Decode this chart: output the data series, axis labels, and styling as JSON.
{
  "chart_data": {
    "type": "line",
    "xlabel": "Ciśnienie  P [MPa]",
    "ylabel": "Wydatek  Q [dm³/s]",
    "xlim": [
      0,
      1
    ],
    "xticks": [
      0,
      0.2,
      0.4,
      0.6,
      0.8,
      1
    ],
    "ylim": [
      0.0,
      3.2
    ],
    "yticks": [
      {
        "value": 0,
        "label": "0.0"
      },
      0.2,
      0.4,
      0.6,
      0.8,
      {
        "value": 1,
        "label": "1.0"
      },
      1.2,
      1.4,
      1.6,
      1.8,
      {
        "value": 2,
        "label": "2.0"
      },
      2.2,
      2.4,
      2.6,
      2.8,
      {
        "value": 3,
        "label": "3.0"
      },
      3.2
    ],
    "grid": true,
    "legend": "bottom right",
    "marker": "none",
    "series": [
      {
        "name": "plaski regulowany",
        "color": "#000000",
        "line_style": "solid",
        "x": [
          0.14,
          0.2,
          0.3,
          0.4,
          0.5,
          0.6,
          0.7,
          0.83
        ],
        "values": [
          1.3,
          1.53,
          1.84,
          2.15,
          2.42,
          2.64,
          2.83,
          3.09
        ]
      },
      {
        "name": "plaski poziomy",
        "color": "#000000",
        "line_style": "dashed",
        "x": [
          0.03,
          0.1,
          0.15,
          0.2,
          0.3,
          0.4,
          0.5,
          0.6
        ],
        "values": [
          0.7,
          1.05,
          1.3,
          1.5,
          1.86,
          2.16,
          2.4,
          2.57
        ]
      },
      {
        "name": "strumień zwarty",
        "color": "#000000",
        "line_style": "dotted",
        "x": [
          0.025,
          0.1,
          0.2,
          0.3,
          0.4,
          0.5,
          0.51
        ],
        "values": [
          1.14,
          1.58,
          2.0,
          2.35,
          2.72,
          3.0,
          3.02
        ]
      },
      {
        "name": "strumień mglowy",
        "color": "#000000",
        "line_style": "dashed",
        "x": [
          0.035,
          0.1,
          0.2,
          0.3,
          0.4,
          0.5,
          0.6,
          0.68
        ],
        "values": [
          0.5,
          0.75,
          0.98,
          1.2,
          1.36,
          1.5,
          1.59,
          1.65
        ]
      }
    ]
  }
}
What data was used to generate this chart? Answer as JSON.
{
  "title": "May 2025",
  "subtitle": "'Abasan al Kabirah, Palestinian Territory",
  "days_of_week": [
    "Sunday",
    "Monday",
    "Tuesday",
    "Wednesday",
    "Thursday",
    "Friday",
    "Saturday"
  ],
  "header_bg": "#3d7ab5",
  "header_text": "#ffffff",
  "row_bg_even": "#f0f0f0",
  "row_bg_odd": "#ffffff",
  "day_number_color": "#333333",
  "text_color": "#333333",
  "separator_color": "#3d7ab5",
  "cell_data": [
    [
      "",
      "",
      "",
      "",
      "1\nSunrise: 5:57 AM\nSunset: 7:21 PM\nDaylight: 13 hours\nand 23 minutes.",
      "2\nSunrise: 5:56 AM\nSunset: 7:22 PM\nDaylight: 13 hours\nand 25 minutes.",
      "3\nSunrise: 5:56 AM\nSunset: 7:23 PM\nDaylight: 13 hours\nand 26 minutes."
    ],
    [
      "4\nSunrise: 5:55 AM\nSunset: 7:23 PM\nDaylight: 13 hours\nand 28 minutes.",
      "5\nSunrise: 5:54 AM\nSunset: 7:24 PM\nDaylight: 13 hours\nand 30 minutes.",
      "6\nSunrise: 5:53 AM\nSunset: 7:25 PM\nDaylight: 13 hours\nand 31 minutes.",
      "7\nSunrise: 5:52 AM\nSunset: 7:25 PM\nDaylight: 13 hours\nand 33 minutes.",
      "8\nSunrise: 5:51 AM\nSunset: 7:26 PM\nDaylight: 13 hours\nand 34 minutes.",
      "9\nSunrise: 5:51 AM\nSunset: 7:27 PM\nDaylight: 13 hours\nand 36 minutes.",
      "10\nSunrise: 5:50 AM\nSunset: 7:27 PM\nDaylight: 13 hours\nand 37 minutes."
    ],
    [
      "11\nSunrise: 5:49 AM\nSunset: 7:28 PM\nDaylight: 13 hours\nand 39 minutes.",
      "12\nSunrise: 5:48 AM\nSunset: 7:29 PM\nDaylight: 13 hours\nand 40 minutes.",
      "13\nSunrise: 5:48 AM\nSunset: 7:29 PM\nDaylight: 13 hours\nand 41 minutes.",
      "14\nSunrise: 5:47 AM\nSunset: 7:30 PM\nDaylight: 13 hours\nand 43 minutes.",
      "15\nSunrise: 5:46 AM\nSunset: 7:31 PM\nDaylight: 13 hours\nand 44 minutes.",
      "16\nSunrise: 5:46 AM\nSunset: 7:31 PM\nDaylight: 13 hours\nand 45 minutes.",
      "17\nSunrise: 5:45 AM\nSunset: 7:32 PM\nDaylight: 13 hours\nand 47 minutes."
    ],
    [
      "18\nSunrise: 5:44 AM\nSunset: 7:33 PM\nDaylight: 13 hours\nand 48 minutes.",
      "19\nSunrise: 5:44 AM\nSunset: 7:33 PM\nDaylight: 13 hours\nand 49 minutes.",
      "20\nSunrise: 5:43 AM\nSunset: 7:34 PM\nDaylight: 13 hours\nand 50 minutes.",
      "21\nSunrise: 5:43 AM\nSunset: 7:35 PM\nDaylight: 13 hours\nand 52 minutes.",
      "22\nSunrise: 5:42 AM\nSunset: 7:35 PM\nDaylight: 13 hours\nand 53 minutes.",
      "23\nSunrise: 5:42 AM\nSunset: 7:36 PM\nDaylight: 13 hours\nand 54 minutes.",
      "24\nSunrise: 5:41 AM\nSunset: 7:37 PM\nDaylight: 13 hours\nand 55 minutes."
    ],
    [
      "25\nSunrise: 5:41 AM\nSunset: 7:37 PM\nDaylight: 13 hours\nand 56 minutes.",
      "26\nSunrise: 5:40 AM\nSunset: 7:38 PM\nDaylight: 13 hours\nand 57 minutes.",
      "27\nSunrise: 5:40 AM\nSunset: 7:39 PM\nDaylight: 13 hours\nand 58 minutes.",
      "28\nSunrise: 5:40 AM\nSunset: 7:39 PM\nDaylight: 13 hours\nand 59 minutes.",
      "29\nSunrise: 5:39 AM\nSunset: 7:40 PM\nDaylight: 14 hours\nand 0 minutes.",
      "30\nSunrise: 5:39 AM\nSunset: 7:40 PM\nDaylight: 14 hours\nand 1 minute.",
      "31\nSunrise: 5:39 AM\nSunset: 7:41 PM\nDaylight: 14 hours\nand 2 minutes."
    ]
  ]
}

******************************

Copy every single line of the material above that holds "plaski".

RESPONSE TO THIS EXERCISE
        "name": "plaski regulowany",
        "name": "plaski poziomy",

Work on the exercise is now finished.